---------- DATA SHOWN
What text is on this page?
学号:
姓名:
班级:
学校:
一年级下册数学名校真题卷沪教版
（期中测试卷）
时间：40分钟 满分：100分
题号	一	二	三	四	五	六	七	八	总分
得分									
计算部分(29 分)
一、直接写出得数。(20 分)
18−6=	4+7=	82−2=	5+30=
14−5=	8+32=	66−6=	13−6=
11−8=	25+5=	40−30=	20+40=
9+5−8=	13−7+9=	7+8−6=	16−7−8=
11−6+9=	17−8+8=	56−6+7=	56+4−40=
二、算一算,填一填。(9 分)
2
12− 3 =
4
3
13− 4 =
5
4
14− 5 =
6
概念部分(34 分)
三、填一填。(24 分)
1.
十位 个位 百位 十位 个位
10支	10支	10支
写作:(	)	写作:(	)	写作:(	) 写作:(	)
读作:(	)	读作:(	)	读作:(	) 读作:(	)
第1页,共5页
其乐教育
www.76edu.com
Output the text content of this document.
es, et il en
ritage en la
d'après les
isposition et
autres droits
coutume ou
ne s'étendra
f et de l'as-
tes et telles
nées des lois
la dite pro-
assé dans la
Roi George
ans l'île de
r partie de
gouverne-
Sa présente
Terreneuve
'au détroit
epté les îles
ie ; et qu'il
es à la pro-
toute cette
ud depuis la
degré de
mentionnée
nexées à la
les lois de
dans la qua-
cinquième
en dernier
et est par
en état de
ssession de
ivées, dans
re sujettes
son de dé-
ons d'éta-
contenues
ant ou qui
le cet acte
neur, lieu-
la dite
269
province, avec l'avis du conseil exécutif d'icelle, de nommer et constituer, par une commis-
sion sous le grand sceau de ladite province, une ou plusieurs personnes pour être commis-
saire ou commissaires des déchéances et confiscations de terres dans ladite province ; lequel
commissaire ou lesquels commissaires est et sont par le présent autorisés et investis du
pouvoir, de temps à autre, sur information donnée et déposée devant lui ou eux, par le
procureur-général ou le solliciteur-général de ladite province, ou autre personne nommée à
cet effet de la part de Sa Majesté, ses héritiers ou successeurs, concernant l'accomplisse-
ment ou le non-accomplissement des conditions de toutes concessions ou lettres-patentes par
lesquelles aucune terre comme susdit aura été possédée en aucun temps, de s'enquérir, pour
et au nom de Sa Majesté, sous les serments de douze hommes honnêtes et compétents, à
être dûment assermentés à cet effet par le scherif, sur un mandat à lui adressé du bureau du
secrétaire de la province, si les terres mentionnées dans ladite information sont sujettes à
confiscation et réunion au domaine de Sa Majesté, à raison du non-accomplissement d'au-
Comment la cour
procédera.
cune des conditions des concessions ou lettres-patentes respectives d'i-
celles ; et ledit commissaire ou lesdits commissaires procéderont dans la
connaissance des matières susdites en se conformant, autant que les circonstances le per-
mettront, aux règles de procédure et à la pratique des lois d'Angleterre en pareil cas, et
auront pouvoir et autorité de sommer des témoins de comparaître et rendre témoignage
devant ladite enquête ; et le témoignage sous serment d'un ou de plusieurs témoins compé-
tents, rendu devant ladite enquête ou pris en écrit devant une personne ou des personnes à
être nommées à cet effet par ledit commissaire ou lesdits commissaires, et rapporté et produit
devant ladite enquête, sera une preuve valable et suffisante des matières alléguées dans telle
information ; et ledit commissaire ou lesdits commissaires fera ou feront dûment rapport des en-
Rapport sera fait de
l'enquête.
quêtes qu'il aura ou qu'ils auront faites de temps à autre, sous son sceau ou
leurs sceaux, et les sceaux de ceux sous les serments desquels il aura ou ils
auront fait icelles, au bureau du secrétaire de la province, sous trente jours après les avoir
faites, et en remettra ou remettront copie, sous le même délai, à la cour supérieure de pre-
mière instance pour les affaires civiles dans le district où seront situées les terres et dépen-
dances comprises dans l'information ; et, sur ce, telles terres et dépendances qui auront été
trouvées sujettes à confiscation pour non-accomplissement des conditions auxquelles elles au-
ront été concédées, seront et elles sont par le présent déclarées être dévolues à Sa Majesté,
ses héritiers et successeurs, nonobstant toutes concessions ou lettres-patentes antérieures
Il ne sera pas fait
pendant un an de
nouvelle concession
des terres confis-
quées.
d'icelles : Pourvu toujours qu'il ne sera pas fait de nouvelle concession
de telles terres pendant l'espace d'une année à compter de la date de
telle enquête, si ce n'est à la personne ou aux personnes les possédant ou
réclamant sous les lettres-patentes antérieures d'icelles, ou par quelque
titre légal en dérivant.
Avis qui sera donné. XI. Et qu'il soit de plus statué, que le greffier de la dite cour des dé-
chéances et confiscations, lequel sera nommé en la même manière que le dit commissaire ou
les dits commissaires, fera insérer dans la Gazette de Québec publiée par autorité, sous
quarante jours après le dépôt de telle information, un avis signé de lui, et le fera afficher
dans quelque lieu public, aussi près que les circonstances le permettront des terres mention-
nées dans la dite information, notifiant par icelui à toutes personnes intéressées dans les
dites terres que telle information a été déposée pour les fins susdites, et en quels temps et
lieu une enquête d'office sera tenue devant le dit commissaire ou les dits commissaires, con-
--------------------
§ **SET PROBLEM**: Restate the listing in full, word for word.

§ **RESULT OF THIS EXERCISE**:
What text is on this page?
学号:
姓名:
班级:
学校:
一年级下册数学名校真题卷沪教版
（期中测试卷）
时间：40分钟 满分：100分
题号	一	二	三	四	五	六	七	八	总分
得分									
计算部分(29 分)
一、直接写出得数。(20 分)
18−6=	4+7=	82−2=	5+30=
14−5=	8+32=	66−6=	13−6=
11−8=	25+5=	40−30=	20+40=
9+5−8=	13−7+9=	7+8−6=	16−7−8=
11−6+9=	17−8+8=	56−6+7=	56+4−40=
二、算一算,填一填。(9 分)
2
12− 3 =
4
3
13− 4 =
5
4
14− 5 =
6
概念部分(34 分)
三、填一填。(24 分)
1.
十位 个位 百位 十位 个位
10支	10支	10支
写作:(	)	写作:(	)	写作:(	) 写作:(	)
读作:(	)	读作:(	)	读作:(	) 读作:(	)
第1页,共5页
其乐教育
www.76edu.com
Output the text content of this document.
es, et il en
ritage en la
d'après les
isposition et
autres droits
coutume ou
ne s'étendra
f et de l'as-
tes et telles
nées des lois
la dite pro-
assé dans la
Roi George
ans l'île de
r partie de
gouverne-
Sa présente
Terreneuve
'au détroit
epté les îles
ie ; et qu'il
es à la pro-
toute cette
ud depuis la
degré de
mentionnée
nexées à la
les lois de
dans la qua-
cinquième
en dernier
et est par
en état de
ssession de
ivées, dans
re sujettes
son de dé-
ons d'éta-
contenues
ant ou qui
le cet acte
neur, lieu-
la dite
269
province, avec l'avis du conseil exécutif d'icelle, de nommer et constituer, par une commis-
sion sous le grand sceau de ladite province, une ou plusieurs personnes pour être commis-
saire ou commissaires des déchéances et confiscations de terres dans ladite province ; lequel
commissaire ou lesquels commissaires est et sont par le présent autorisés et investis du
pouvoir, de temps à autre, sur information donnée et déposée devant lui ou eux, par le
procureur-général ou le solliciteur-général de ladite province, ou autre personne nommée à
cet effet de la part de Sa Majesté, ses héritiers ou successeurs, concernant l'accomplisse-
ment ou le non-accomplissement des conditions de toutes concessions ou lettres-patentes par
lesquelles aucune terre comme susdit aura été possédée en aucun temps, de s'enquérir, pour
et au nom de Sa Majesté, sous les serments de douze hommes honnêtes et compétents, à
être dûment assermentés à cet effet par le scherif, sur un mandat à lui adressé du bureau du
secrétaire de la province, si les terres mentionnées dans ladite information sont sujettes à
confiscation et réunion au domaine de Sa Majesté, à raison du non-accomplissement d'au-
Comment la cour
procédera.
cune des conditions des concessions ou lettres-patentes respectives d'i-
celles ; et ledit commissaire ou lesdits commissaires procéderont dans la
connaissance des matières susdites en se conformant, autant que les circonstances le per-
mettront, aux règles de procédure et à la pratique des lois d'Angleterre en pareil cas, et
auront pouvoir et autorité de sommer des témoins de comparaître et rendre témoignage
devant ladite enquête ; et le témoignage sous serment d'un ou de plusieurs témoins compé-
tents, rendu devant ladite enquête ou pris en écrit devant une personne ou des personnes à
être nommées à cet effet par ledit commissaire ou lesdits commissaires, et rapporté et produit
devant ladite enquête, sera une preuve valable et suffisante des matières alléguées dans telle
information ; et ledit commissaire ou lesdits commissaires fera ou feront dûment rapport des en-
Rapport sera fait de
l'enquête.
quêtes qu'il aura ou qu'ils auront faites de temps à autre, sous son sceau ou
leurs sceaux, et les sceaux de ceux sous les serments desquels il aura ou ils
auront fait icelles, au bureau du secrétaire de la province, sous trente jours après les avoir
faites, et en remettra ou remettront copie, sous le même délai, à la cour supérieure de pre-
mière instance pour les affaires civiles dans le district où seront situées les terres et dépen-
dances comprises dans l'information ; et, sur ce, telles terres et dépendances qui auront été
trouvées sujettes à confiscation pour non-accomplissement des conditions auxquelles elles au-
ront été concédées, seront et elles sont par le présent déclarées être dévolues à Sa Majesté,
ses héritiers et successeurs, nonobstant toutes concessions ou lettres-patentes antérieures
Il ne sera pas fait
pendant un an de
nouvelle concession
des terres confis-
quées.
d'icelles : Pourvu toujours qu'il ne sera pas fait de nouvelle concession
de telles terres pendant l'espace d'une année à compter de la date de
telle enquête, si ce n'est à la personne ou aux personnes les possédant ou
réclamant sous les lettres-patentes antérieures d'icelles, ou par quelque
titre légal en dérivant.
Avis qui sera donné. XI. Et qu'il soit de plus statué, que le greffier de la dite cour des dé-
chéances et confiscations, lequel sera nommé en la même manière que le dit commissaire ou
les dits commissaires, fera insérer dans la Gazette de Québec publiée par autorité, sous
quarante jours après le dépôt de telle information, un avis signé de lui, et le fera afficher
dans quelque lieu public, aussi près que les circonstances le permettront des terres mention-
nées dans la dite information, notifiant par icelui à toutes personnes intéressées dans les
dites terres que telle information a été déposée pour les fins susdites, et en quels temps et
lieu une enquête d'office sera tenue devant le dit commissaire ou les dits commissaires, con-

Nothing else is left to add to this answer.